DATA LINES →
# # # # #
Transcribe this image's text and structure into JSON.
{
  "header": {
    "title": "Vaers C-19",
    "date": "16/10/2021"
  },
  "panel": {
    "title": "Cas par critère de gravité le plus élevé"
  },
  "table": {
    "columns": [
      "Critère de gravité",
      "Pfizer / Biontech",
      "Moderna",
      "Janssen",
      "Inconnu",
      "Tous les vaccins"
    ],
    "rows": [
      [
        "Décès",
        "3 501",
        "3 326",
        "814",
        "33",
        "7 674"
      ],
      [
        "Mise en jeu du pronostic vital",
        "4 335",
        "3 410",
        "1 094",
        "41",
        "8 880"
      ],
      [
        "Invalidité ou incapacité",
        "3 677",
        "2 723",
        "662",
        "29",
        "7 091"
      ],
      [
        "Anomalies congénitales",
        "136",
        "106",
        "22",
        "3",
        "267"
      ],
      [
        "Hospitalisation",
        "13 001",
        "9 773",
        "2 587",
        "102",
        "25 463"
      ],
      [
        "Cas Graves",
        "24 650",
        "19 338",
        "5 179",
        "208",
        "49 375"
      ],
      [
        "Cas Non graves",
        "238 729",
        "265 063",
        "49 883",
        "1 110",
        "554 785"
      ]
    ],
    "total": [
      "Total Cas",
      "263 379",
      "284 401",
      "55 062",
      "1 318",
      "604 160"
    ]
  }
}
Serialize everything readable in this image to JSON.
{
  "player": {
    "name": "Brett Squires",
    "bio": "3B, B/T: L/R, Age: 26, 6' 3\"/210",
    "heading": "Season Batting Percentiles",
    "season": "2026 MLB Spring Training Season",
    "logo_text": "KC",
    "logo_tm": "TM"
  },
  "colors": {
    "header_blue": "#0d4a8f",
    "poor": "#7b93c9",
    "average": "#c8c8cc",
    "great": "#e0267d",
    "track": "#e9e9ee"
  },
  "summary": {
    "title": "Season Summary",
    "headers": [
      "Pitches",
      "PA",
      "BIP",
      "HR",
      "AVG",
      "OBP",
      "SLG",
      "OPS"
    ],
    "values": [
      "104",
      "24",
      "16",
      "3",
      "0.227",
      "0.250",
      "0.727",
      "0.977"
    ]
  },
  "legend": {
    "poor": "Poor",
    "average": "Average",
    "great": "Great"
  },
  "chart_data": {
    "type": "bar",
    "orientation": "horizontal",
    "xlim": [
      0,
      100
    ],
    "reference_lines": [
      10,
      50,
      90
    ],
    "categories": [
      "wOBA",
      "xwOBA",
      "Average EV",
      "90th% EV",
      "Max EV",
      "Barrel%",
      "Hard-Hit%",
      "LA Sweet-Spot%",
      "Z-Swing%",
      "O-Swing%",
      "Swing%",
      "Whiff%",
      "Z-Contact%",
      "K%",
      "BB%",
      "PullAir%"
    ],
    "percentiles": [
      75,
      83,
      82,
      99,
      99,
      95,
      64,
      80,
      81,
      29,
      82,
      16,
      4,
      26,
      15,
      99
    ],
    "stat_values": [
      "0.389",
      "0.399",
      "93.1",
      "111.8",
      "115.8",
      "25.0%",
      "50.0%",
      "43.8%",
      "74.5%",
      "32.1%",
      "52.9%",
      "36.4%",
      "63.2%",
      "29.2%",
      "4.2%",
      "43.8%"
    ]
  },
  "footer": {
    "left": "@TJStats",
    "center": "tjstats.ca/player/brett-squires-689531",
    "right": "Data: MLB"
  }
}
# # # # #
PROBLEM DESCRIPTION → In how many lines does the word "JSON" appear? Respond with the number alone.

TASK RESPONSE → 2